"""

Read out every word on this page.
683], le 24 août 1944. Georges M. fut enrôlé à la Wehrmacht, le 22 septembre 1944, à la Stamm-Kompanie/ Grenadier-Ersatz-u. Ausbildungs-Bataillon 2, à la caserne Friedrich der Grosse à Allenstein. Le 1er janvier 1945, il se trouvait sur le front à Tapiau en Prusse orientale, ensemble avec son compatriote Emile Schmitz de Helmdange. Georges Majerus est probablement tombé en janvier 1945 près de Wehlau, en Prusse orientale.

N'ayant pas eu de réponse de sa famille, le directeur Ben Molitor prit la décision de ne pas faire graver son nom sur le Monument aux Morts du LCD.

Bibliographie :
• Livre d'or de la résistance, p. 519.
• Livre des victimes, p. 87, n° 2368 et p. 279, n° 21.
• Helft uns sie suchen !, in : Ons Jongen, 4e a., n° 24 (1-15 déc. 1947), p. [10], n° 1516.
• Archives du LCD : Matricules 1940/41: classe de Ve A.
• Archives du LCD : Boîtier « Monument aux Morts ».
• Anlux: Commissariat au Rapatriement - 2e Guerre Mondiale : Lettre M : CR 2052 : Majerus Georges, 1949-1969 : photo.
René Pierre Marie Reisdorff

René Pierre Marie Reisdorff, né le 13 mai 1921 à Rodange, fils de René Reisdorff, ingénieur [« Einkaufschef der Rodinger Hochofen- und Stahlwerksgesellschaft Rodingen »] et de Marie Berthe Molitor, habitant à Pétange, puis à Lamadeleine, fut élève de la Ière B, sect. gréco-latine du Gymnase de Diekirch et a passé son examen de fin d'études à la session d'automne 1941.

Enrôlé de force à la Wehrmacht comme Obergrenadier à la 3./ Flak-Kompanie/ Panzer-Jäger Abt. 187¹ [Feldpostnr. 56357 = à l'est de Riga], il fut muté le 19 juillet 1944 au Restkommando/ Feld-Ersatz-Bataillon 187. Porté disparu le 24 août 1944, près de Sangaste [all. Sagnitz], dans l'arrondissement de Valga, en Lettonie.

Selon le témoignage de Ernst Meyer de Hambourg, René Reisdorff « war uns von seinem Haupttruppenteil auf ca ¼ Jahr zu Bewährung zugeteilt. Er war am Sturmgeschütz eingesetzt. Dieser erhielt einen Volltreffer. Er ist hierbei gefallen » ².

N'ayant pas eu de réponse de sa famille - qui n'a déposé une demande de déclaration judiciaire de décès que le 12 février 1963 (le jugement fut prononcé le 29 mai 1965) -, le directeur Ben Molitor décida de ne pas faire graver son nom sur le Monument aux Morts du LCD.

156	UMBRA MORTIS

"""

• Task instructions:
Write out the listing once more, matching it exactly.

• Output below:
Read out every word on this page.
683], le 24 août 1944. Georges M. fut enrôlé à la Wehrmacht, le 22 septembre 1944, à la Stamm-Kompanie/ Grenadier-Ersatz-u. Ausbildungs-Bataillon 2, à la caserne Friedrich der Grosse à Allenstein. Le 1er janvier 1945, il se trouvait sur le front à Tapiau en Prusse orientale, ensemble avec son compatriote Emile Schmitz de Helmdange. Georges Majerus est probablement tombé en janvier 1945 près de Wehlau, en Prusse orientale.

N'ayant pas eu de réponse de sa famille, le directeur Ben Molitor prit la décision de ne pas faire graver son nom sur le Monument aux Morts du LCD.

Bibliographie :
• Livre d'or de la résistance, p. 519.
• Livre des victimes, p. 87, n° 2368 et p. 279, n° 21.
• Helft uns sie suchen !, in : Ons Jongen, 4e a., n° 24 (1-15 déc. 1947), p. [10], n° 1516.
• Archives du LCD : Matricules 1940/41: classe de Ve A.
• Archives du LCD : Boîtier « Monument aux Morts ».
• Anlux: Commissariat au Rapatriement - 2e Guerre Mondiale : Lettre M : CR 2052 : Majerus Georges, 1949-1969 : photo.
René Pierre Marie Reisdorff

René Pierre Marie Reisdorff, né le 13 mai 1921 à Rodange, fils de René Reisdorff, ingénieur [« Einkaufschef der Rodinger Hochofen- und Stahlwerksgesellschaft Rodingen »] et de Marie Berthe Molitor, habitant à Pétange, puis à Lamadeleine, fut élève de la Ière B, sect. gréco-latine du Gymnase de Diekirch et a passé son examen de fin d'études à la session d'automne 1941.

Enrôlé de force à la Wehrmacht comme Obergrenadier à la 3./ Flak-Kompanie/ Panzer-Jäger Abt. 187¹ [Feldpostnr. 56357 = à l'est de Riga], il fut muté le 19 juillet 1944 au Restkommando/ Feld-Ersatz-Bataillon 187. Porté disparu le 24 août 1944, près de Sangaste [all. Sagnitz], dans l'arrondissement de Valga, en Lettonie.

Selon le témoignage de Ernst Meyer de Hambourg, René Reisdorff « war uns von seinem Haupttruppenteil auf ca ¼ Jahr zu Bewährung zugeteilt. Er war am Sturmgeschütz eingesetzt. Dieser erhielt einen Volltreffer. Er ist hierbei gefallen » ².

N'ayant pas eu de réponse de sa famille - qui n'a déposé une demande de déclaration judiciaire de décès que le 12 février 1963 (le jugement fut prononcé le 29 mai 1965) -, le directeur Ben Molitor décida de ne pas faire graver son nom sur le Monument aux Morts du LCD.

156	UMBRA MORTIS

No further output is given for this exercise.